### Prompt:
Output the data exactly, with every line intact.

### Record set:
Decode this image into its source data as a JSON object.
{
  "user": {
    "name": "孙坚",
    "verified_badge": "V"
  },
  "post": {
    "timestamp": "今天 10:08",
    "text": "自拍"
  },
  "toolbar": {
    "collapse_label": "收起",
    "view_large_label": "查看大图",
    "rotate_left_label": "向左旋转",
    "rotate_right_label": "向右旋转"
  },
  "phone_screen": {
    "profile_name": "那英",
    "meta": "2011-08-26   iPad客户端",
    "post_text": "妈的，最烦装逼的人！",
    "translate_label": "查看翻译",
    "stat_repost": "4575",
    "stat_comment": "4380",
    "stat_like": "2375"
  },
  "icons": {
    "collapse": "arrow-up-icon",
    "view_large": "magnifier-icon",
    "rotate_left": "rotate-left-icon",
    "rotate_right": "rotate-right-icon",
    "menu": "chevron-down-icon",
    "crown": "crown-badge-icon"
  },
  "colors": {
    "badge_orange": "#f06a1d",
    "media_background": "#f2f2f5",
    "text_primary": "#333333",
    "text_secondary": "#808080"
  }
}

### Answer:
Decode this image into its source data as a JSON object.
{
  "user": {
    "name": "孙坚",
    "verified_badge": "V"
  },
  "post": {
    "timestamp": "今天 10:08",
    "text": "自拍"
  },
  "toolbar": {
    "collapse_label": "收起",
    "view_large_label": "查看大图",
    "rotate_left_label": "向左旋转",
    "rotate_right_label": "向右旋转"
  },
  "phone_screen": {
    "profile_name": "那英",
    "meta": "2011-08-26   iPad客户端",
    "post_text": "妈的，最烦装逼的人！",
    "translate_label": "查看翻译",
    "stat_repost": "4575",
    "stat_comment": "4380",
    "stat_like": "2375"
  },
  "icons": {
    "collapse": "arrow-up-icon",
    "view_large": "magnifier-icon",
    "rotate_left": "rotate-left-icon",
    "rotate_right": "rotate-right-icon",
    "menu": "chevron-down-icon",
    "crown": "crown-badge-icon"
  },
  "colors": {
    "badge_orange": "#f06a1d",
    "media_background": "#f2f2f5",
    "text_primary": "#333333",
    "text_secondary": "#808080"
  }
}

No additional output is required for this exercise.